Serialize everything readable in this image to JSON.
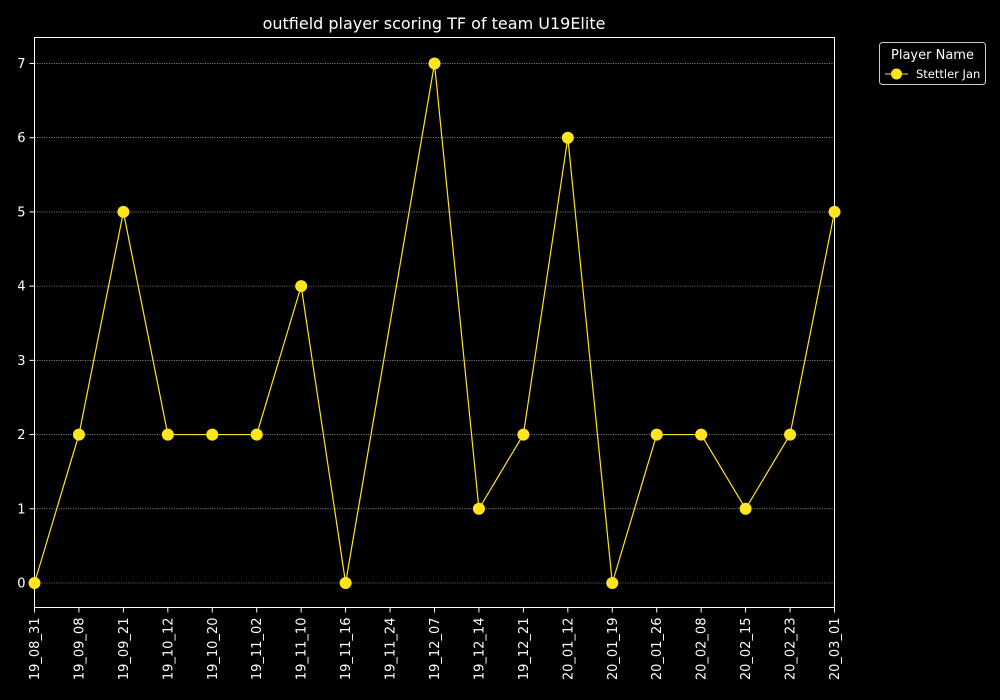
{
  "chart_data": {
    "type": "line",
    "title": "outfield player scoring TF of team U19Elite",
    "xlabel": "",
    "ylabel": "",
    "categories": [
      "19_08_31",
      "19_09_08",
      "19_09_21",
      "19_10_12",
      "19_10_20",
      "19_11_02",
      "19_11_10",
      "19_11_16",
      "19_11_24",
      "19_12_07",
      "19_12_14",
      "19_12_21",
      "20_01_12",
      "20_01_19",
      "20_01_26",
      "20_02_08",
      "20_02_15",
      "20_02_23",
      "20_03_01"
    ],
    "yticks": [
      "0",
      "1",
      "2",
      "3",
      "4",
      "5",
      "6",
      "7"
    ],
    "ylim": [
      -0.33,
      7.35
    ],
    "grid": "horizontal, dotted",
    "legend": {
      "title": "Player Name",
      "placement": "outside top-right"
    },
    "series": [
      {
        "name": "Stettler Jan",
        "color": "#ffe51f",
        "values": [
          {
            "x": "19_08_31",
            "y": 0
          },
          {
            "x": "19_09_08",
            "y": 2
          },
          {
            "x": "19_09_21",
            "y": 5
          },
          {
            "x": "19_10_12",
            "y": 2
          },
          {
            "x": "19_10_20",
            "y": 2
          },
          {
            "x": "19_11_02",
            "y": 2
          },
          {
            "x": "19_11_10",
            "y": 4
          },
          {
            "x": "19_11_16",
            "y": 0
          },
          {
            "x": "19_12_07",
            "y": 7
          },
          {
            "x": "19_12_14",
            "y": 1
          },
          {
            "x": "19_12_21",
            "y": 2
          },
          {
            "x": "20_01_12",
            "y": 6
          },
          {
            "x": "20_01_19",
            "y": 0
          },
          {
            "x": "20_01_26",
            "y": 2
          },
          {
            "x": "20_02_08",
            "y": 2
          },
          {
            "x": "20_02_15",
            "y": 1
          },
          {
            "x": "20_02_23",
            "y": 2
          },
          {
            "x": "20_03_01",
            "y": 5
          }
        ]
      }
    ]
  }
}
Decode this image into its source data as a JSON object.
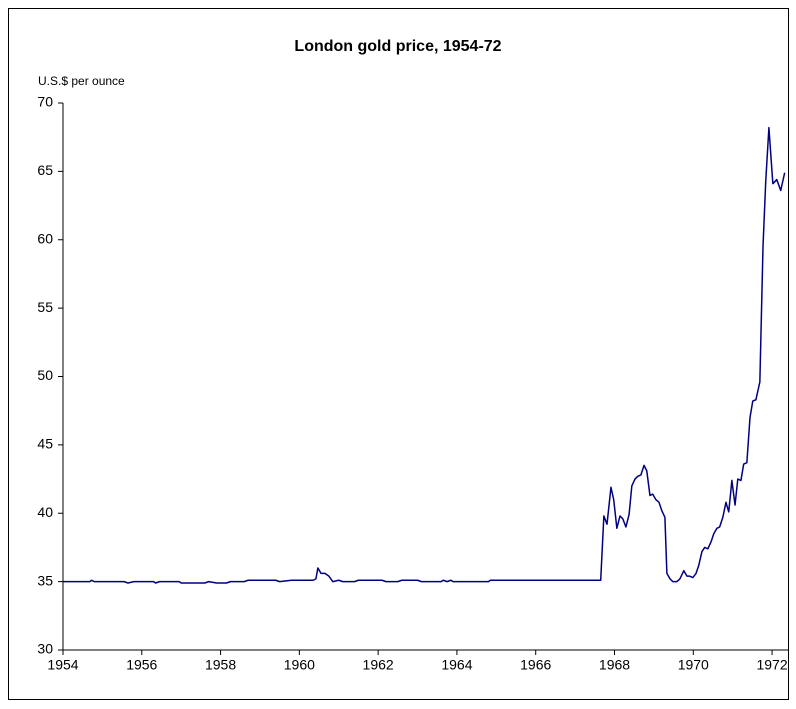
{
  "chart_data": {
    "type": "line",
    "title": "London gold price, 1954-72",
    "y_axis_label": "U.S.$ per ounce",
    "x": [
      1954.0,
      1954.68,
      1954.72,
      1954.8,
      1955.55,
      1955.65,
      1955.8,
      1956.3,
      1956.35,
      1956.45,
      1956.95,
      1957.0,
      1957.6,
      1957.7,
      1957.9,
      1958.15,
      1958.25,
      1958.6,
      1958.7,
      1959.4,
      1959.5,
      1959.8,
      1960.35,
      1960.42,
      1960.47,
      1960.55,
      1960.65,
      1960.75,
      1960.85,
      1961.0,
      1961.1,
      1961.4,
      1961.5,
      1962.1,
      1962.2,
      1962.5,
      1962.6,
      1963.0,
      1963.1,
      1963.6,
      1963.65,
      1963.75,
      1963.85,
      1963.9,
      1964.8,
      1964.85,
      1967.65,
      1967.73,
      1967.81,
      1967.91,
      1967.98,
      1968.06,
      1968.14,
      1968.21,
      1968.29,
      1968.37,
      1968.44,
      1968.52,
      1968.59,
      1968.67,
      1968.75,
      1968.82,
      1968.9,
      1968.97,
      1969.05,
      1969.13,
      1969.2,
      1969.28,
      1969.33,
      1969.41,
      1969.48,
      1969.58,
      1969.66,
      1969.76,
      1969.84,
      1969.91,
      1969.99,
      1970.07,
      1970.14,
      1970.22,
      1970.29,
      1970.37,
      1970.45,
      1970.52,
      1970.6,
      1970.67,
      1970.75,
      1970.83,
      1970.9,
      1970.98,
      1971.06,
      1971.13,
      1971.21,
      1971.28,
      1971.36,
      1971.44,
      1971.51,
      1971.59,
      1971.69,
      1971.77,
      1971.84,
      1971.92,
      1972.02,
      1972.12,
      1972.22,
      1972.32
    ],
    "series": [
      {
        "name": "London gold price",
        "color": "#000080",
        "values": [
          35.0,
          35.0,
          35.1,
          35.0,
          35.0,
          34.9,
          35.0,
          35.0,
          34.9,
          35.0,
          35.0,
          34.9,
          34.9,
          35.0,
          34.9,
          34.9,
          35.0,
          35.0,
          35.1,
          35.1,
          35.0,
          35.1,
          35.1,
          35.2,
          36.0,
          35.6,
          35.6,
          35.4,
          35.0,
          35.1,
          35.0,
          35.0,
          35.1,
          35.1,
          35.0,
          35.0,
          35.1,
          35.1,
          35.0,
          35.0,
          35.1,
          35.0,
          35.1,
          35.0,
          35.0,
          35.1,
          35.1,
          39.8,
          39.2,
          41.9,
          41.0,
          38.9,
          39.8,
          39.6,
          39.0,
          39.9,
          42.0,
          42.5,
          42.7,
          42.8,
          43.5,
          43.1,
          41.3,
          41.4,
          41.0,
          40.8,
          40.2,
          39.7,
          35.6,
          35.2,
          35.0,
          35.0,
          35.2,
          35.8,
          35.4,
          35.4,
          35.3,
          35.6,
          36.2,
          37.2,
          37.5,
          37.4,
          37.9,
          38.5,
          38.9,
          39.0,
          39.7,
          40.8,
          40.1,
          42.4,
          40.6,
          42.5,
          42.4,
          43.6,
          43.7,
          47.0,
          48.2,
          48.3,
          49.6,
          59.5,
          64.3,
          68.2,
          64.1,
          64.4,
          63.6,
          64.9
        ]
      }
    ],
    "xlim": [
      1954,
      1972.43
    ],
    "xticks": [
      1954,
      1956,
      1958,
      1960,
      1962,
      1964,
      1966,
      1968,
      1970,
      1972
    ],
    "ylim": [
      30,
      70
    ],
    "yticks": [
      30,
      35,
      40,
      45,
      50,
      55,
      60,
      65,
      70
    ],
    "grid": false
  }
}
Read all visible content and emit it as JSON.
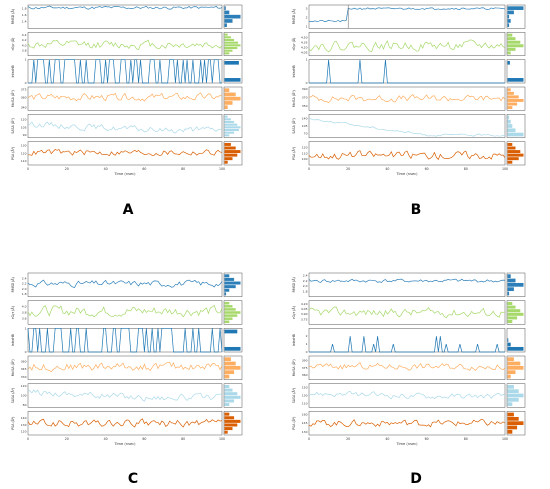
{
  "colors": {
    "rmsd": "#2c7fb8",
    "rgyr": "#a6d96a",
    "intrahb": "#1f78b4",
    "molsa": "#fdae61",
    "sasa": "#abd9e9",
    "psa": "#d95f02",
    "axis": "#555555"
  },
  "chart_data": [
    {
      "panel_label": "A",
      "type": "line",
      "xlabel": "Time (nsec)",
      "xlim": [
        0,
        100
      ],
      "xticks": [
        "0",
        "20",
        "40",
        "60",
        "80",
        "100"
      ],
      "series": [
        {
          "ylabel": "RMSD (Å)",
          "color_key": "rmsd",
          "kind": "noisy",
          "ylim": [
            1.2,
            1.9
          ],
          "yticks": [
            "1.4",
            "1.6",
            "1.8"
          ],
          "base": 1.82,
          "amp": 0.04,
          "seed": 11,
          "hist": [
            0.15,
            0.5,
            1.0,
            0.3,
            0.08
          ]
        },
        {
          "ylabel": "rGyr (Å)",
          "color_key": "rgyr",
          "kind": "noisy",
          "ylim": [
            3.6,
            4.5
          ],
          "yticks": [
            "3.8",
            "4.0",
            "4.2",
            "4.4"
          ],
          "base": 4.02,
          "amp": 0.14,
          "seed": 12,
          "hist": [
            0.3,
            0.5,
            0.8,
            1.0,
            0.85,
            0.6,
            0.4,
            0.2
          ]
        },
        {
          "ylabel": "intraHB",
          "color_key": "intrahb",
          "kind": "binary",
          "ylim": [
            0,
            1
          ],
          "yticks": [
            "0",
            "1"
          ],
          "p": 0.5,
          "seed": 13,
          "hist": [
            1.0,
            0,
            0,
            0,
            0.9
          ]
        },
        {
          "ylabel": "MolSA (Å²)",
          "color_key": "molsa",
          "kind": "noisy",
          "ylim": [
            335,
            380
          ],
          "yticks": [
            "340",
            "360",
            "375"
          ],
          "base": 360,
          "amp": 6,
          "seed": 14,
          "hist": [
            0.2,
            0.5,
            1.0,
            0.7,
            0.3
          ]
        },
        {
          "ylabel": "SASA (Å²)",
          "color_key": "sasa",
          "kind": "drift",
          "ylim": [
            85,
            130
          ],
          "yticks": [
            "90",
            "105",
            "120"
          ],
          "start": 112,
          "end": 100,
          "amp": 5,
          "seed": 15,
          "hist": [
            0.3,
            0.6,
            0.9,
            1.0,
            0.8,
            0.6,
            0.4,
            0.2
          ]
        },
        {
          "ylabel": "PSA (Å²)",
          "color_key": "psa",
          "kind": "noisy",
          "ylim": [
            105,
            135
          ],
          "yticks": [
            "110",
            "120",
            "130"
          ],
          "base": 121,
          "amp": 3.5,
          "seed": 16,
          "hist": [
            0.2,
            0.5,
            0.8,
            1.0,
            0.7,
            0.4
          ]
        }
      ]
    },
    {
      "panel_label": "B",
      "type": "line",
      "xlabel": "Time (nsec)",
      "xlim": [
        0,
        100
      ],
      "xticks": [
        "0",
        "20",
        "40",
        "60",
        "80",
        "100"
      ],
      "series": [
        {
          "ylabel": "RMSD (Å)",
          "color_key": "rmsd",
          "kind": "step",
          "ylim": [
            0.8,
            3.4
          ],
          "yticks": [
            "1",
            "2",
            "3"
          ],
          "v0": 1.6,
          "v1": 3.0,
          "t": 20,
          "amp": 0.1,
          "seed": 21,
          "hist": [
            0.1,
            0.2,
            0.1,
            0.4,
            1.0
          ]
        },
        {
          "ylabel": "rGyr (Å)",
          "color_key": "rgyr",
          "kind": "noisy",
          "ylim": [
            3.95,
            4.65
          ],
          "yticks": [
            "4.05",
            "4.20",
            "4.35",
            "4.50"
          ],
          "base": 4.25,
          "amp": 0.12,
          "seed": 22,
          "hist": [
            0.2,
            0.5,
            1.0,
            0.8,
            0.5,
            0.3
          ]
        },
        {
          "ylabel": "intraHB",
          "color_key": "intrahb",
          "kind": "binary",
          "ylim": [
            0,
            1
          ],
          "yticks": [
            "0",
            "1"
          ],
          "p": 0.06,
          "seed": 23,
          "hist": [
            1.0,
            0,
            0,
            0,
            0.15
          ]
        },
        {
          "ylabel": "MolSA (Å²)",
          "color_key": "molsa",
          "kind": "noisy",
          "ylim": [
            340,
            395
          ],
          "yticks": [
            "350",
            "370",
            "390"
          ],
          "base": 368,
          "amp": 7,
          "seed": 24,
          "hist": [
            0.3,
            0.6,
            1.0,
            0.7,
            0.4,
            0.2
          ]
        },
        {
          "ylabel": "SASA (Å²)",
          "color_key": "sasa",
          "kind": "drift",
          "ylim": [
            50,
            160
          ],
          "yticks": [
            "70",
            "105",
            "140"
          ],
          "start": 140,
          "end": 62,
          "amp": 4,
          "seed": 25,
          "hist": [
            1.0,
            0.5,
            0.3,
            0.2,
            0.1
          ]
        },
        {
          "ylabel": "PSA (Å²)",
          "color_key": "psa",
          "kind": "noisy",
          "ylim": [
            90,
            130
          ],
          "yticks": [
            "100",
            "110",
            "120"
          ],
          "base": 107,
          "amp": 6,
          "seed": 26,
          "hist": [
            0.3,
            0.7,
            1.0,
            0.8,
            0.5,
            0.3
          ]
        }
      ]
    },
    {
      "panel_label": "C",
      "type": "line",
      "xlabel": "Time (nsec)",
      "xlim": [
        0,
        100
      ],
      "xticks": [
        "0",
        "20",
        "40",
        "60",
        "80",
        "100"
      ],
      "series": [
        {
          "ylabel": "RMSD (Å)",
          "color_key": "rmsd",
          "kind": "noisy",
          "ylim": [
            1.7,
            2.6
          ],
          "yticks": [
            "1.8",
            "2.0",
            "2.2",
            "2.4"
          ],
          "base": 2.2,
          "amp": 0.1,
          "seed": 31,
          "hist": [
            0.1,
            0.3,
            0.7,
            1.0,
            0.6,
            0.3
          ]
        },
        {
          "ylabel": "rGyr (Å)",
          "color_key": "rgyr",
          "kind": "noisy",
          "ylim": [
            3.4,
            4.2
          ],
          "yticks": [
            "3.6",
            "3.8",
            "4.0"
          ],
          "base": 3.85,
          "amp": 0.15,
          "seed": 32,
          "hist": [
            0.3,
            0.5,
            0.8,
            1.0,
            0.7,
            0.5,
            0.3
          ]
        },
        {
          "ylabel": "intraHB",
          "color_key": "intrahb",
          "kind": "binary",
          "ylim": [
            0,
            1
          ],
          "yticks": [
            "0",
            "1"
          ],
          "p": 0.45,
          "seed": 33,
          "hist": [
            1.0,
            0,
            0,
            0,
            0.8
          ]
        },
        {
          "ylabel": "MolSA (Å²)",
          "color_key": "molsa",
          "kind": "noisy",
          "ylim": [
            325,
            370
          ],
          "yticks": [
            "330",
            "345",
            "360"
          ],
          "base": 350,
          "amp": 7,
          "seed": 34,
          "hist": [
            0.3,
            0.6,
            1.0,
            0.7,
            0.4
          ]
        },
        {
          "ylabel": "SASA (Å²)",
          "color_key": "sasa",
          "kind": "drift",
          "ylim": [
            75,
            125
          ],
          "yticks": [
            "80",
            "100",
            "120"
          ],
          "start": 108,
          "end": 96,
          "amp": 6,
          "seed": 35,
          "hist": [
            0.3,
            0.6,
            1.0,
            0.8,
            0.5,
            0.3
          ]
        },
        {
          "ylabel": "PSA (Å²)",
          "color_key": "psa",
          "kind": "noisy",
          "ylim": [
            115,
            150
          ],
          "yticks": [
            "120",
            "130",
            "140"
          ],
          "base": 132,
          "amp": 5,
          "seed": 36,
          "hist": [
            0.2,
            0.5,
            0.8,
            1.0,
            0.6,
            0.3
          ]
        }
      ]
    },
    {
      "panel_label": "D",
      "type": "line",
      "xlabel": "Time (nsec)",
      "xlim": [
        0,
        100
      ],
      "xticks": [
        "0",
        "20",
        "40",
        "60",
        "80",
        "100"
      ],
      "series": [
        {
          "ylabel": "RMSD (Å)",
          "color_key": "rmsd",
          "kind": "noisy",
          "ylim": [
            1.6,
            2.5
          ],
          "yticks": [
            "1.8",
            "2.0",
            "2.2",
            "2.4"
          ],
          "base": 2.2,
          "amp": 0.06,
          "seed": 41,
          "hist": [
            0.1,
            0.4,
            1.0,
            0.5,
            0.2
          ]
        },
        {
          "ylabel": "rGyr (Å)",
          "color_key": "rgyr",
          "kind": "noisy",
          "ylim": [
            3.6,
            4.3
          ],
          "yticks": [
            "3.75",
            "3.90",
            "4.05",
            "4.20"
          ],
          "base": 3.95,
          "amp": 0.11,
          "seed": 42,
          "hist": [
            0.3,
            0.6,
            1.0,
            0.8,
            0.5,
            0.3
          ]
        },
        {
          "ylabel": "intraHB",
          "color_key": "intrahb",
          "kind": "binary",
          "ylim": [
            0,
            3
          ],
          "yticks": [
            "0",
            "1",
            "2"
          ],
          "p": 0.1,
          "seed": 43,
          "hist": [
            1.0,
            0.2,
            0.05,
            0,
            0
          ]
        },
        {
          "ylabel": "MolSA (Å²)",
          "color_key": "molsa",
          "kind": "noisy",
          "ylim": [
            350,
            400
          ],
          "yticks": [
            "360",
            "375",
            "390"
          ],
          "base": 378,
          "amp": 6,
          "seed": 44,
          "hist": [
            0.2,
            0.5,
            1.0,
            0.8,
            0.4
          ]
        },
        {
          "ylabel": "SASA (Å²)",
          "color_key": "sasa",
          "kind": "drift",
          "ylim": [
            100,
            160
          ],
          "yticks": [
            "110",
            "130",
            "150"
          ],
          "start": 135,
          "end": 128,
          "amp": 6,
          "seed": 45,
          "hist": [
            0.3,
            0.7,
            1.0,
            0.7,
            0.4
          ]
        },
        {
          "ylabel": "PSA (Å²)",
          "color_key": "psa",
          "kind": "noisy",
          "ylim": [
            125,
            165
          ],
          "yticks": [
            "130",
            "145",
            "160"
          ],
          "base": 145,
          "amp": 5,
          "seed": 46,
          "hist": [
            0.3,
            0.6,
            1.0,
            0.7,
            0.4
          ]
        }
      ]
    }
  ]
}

.....

#### Job:
Check each line above for the word "image" and copy the ones that have it.

#### Result for this exercise:
Serialize everything readable in this image to JSON.
Decode this image into its source data as a JSON object.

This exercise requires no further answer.